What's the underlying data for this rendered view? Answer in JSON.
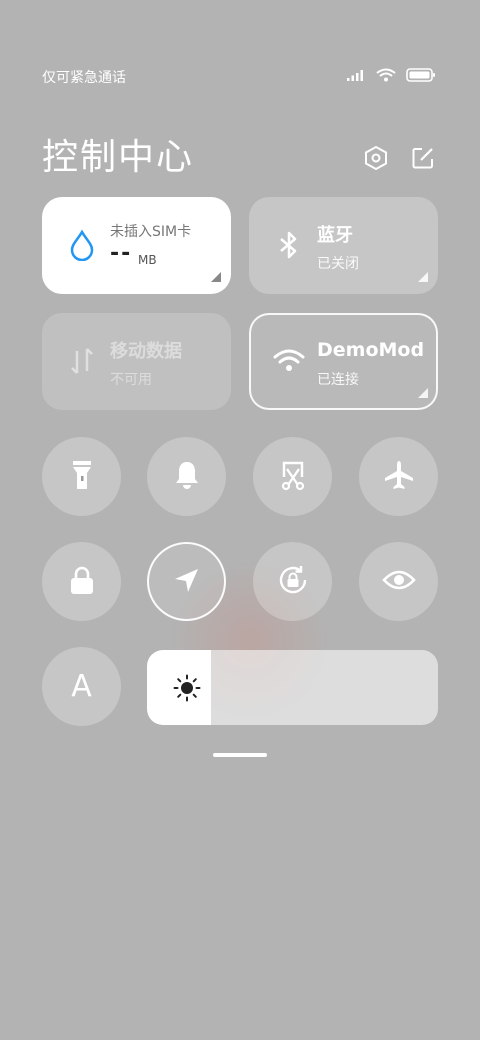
{
  "status_bar": {
    "carrier": "仅可紧急通话",
    "signal_icon": "signal-bars-icon",
    "wifi_icon": "wifi-icon",
    "battery_icon": "battery-icon"
  },
  "header": {
    "title": "控制中心",
    "settings_icon": "settings-hex-icon",
    "edit_icon": "edit-icon"
  },
  "tiles": {
    "data_usage": {
      "label": "未插入SIM卡",
      "value": "--",
      "unit": "MB",
      "icon": "water-drop-icon"
    },
    "bluetooth": {
      "title": "蓝牙",
      "status": "已关闭",
      "icon": "bluetooth-icon"
    },
    "mobile_data": {
      "title": "移动数据",
      "status": "不可用",
      "icon": "data-arrows-icon"
    },
    "wifi": {
      "title": "DemoMode",
      "status": "已连接",
      "icon": "wifi-icon"
    }
  },
  "toggles": [
    {
      "name": "flashlight",
      "icon": "flashlight-icon",
      "active": false
    },
    {
      "name": "ring",
      "icon": "bell-icon",
      "active": false
    },
    {
      "name": "screenshot",
      "icon": "scissors-icon",
      "active": false
    },
    {
      "name": "airplane",
      "icon": "airplane-icon",
      "active": false
    },
    {
      "name": "lock-screen",
      "icon": "lock-icon",
      "active": false
    },
    {
      "name": "location",
      "icon": "location-arrow-icon",
      "active": true
    },
    {
      "name": "rotation-lock",
      "icon": "rotation-lock-icon",
      "active": false
    },
    {
      "name": "reading-mode",
      "icon": "eye-icon",
      "active": false
    }
  ],
  "auto_brightness": {
    "label": "A"
  },
  "brightness": {
    "level": 0.22,
    "icon": "sun-icon"
  },
  "colors": {
    "tile_active": "#ffffff",
    "data_icon": "#2196f3",
    "background": "#b3b3b3"
  }
}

□ □ □ □ □ □ □

### Set task
Reproduce all the entries that precede this task, word for word, minus any pictures.

### Exercise output
What's the underlying data for this rendered view? Answer in JSON.
{
  "status_bar": {
    "carrier": "仅可紧急通话",
    "signal_icon": "signal-bars-icon",
    "wifi_icon": "wifi-icon",
    "battery_icon": "battery-icon"
  },
  "header": {
    "title": "控制中心",
    "settings_icon": "settings-hex-icon",
    "edit_icon": "edit-icon"
  },
  "tiles": {
    "data_usage": {
      "label": "未插入SIM卡",
      "value": "--",
      "unit": "MB",
      "icon": "water-drop-icon"
    },
    "bluetooth": {
      "title": "蓝牙",
      "status": "已关闭",
      "icon": "bluetooth-icon"
    },
    "mobile_data": {
      "title": "移动数据",
      "status": "不可用",
      "icon": "data-arrows-icon"
    },
    "wifi": {
      "title": "DemoMode",
      "status": "已连接",
      "icon": "wifi-icon"
    }
  },
  "toggles": [
    {
      "name": "flashlight",
      "icon": "flashlight-icon",
      "active": false
    },
    {
      "name": "ring",
      "icon": "bell-icon",
      "active": false
    },
    {
      "name": "screenshot",
      "icon": "scissors-icon",
      "active": false
    },
    {
      "name": "airplane",
      "icon": "airplane-icon",
      "active": false
    },
    {
      "name": "lock-screen",
      "icon": "lock-icon",
      "active": false
    },
    {
      "name": "location",
      "icon": "location-arrow-icon",
      "active": true
    },
    {
      "name": "rotation-lock",
      "icon": "rotation-lock-icon",
      "active": false
    },
    {
      "name": "reading-mode",
      "icon": "eye-icon",
      "active": false
    }
  ],
  "auto_brightness": {
    "label": "A"
  },
  "brightness": {
    "level": 0.22,
    "icon": "sun-icon"
  },
  "colors": {
    "tile_active": "#ffffff",
    "data_icon": "#2196f3",
    "background": "#b3b3b3"
  }
}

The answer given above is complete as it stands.